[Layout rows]

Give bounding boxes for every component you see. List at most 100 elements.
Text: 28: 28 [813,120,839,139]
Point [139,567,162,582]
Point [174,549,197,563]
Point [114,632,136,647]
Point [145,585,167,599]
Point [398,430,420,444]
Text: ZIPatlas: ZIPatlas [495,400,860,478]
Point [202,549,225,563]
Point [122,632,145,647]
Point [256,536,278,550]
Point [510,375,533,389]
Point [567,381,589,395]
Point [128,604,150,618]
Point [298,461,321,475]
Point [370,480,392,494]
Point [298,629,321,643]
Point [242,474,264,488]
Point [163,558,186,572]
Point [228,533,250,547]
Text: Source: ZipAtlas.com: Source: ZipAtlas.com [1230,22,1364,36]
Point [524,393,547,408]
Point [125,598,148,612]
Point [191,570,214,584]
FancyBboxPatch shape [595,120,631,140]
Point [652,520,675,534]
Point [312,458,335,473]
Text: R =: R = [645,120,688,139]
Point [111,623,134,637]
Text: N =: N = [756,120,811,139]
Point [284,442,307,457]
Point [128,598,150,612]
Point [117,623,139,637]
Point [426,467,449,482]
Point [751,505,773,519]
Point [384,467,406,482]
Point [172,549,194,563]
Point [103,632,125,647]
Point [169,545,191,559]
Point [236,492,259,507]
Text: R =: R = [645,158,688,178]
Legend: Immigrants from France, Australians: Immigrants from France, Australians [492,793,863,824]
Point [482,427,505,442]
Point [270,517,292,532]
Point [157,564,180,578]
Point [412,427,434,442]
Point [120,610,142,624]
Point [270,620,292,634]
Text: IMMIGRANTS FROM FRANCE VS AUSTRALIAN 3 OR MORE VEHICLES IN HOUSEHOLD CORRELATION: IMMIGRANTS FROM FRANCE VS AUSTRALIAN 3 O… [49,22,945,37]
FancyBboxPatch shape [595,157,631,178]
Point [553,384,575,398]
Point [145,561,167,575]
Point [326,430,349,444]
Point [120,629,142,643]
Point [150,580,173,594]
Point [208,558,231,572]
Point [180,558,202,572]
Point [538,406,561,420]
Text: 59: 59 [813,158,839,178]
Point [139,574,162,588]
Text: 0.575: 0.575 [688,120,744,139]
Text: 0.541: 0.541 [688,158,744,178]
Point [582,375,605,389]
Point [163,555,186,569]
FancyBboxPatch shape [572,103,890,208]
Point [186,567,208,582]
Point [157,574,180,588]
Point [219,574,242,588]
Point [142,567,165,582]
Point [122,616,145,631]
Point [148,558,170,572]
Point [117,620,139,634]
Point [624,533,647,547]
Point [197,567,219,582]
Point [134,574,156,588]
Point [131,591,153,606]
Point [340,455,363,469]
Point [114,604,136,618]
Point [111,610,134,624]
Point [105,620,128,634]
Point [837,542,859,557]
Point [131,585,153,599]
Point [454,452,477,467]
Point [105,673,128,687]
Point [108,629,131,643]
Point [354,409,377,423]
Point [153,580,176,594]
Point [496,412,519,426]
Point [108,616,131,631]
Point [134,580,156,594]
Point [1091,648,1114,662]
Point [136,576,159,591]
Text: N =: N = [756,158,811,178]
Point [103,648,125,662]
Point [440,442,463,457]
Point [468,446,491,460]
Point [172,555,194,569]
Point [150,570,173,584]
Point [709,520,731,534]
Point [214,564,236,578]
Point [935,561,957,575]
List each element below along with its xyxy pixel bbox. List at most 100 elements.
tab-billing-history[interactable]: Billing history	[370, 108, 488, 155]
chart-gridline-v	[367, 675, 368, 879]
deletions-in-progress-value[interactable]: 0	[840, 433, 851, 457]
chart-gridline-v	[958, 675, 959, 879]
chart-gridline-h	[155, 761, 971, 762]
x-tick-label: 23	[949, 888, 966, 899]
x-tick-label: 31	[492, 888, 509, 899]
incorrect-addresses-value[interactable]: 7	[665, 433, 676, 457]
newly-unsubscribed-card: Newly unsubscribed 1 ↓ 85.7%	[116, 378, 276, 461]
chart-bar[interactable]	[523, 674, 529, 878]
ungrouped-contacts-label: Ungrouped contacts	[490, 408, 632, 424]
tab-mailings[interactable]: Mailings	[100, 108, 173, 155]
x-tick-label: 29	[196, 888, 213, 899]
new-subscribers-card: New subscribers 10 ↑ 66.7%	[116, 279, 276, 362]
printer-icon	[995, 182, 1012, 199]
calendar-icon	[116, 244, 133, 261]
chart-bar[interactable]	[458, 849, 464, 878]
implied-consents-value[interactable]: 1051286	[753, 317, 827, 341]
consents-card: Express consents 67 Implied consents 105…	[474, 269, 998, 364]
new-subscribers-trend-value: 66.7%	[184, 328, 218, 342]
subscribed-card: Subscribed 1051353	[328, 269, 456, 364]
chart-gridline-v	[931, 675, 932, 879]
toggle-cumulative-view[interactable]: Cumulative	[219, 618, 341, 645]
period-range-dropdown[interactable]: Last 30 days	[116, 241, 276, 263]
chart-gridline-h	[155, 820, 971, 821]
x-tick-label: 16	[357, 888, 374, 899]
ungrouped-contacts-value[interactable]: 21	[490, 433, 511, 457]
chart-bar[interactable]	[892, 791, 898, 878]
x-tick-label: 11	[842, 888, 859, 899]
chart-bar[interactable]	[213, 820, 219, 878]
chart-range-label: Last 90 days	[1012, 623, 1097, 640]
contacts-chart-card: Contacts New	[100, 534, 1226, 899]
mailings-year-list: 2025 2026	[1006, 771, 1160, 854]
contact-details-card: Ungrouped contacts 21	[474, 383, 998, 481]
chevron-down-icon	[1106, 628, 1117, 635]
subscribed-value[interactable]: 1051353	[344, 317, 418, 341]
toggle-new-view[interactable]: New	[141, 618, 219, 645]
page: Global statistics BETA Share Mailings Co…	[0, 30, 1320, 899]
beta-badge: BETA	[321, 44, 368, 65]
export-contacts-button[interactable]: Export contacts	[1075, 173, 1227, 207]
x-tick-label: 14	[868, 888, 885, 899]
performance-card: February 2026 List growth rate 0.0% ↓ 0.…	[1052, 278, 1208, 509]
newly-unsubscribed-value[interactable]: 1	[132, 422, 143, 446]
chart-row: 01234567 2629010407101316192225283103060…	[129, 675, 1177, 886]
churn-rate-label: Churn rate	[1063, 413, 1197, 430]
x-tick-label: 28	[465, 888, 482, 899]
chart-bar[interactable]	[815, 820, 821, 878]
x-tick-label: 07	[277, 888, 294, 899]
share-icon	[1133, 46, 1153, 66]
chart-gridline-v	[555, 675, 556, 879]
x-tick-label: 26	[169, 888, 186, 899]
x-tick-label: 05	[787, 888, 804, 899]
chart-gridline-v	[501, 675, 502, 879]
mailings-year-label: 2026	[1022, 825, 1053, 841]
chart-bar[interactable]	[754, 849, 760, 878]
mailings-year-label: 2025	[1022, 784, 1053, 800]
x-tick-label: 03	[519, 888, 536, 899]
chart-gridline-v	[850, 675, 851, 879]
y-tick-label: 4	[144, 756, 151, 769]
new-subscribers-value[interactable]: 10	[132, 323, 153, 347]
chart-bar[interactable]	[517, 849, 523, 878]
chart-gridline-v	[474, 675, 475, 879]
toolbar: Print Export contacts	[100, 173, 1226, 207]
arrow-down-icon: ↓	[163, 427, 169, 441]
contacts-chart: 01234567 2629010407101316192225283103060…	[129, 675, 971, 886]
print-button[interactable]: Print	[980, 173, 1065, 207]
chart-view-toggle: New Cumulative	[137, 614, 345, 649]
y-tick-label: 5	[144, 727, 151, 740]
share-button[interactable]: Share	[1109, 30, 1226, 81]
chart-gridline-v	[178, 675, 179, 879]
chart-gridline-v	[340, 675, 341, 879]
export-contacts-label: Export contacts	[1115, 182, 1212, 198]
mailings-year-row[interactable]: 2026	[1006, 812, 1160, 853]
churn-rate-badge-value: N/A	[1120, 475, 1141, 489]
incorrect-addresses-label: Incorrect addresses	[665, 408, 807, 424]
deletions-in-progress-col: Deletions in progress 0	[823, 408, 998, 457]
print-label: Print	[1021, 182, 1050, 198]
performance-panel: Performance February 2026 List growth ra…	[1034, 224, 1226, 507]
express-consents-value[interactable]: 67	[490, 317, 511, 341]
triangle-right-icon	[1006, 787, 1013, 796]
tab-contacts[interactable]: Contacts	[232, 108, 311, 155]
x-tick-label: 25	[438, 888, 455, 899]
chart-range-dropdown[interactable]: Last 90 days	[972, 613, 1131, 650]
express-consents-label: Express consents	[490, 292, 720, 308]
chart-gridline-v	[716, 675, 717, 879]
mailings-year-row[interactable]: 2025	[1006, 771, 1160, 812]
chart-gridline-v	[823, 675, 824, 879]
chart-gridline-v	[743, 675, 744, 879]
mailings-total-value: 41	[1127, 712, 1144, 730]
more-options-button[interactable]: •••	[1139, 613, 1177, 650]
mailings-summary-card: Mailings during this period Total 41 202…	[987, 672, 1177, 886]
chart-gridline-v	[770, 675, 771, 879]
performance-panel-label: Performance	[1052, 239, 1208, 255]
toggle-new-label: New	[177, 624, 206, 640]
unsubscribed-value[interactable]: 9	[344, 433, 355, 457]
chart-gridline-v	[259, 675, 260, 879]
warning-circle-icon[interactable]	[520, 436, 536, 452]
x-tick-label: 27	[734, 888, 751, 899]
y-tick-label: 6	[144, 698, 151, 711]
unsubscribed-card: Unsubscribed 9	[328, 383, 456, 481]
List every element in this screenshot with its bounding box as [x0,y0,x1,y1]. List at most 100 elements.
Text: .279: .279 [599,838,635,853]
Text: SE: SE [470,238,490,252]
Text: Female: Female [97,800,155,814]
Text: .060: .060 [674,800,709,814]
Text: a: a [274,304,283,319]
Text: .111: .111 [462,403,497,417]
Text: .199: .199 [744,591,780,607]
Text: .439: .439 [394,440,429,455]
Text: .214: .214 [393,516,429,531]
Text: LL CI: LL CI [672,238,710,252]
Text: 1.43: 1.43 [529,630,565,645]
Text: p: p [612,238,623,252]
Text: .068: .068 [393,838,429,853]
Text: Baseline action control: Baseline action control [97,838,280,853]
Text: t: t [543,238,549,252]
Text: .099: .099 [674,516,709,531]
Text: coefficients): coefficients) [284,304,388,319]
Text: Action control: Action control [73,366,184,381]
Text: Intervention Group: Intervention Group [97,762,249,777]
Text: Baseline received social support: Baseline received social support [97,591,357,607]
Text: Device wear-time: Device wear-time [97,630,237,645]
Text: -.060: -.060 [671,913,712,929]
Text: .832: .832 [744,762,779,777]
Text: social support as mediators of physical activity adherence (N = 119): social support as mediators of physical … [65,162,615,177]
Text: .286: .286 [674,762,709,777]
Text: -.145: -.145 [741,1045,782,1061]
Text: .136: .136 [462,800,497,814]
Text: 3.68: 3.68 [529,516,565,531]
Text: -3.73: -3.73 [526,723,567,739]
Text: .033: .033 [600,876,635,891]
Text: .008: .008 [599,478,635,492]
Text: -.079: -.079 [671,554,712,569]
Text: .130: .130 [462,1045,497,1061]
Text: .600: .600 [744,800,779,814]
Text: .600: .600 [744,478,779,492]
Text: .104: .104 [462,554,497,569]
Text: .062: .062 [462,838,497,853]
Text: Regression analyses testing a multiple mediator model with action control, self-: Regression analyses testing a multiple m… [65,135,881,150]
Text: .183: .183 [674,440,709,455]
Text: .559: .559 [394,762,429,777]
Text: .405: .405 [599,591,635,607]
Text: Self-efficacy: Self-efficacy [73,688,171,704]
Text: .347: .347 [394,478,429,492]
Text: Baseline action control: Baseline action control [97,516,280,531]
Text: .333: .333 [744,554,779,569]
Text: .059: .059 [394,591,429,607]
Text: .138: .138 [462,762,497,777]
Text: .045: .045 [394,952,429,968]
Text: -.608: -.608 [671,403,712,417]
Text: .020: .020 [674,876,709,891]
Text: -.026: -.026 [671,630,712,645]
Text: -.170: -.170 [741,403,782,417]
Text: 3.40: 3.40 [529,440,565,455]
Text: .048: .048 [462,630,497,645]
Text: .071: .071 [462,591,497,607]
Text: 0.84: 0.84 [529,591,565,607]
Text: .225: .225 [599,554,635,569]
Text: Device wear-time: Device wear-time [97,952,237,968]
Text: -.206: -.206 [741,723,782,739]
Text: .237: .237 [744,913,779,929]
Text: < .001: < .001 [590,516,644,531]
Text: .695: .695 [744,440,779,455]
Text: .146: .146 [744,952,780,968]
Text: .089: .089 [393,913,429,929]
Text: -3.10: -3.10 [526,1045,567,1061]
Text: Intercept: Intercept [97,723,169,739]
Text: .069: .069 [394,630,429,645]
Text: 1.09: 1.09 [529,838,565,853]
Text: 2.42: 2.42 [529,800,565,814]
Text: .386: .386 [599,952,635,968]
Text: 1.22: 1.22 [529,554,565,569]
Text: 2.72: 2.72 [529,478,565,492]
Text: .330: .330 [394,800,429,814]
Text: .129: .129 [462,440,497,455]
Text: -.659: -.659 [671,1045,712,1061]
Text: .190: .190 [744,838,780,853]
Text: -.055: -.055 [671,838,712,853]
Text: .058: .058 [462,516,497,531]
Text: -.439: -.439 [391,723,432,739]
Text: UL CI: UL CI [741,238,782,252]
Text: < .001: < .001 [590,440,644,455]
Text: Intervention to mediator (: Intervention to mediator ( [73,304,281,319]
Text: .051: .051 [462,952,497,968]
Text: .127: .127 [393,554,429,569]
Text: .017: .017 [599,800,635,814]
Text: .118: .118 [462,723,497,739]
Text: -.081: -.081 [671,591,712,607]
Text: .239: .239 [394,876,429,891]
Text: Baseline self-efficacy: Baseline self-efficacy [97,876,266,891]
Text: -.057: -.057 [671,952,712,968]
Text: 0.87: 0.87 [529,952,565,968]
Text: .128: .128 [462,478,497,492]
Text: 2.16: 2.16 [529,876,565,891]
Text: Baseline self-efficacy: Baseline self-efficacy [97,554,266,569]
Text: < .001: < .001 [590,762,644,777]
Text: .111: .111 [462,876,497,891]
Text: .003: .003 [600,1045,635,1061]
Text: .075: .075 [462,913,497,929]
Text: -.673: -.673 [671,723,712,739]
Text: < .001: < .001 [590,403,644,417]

• Instructions to follow:
Reproduce word for word the rows from the very first one down to and including the row containing "Point [510,375,533,389]".

• Expected answer:
Give bounding boxes for every component you see. List at most 100 elements.
Text: 28: 28 [813,120,839,139]
Point [139,567,162,582]
Point [174,549,197,563]
Point [114,632,136,647]
Point [145,585,167,599]
Point [398,430,420,444]
Text: ZIPatlas: ZIPatlas [495,400,860,478]
Point [202,549,225,563]
Point [122,632,145,647]
Point [256,536,278,550]
Point [510,375,533,389]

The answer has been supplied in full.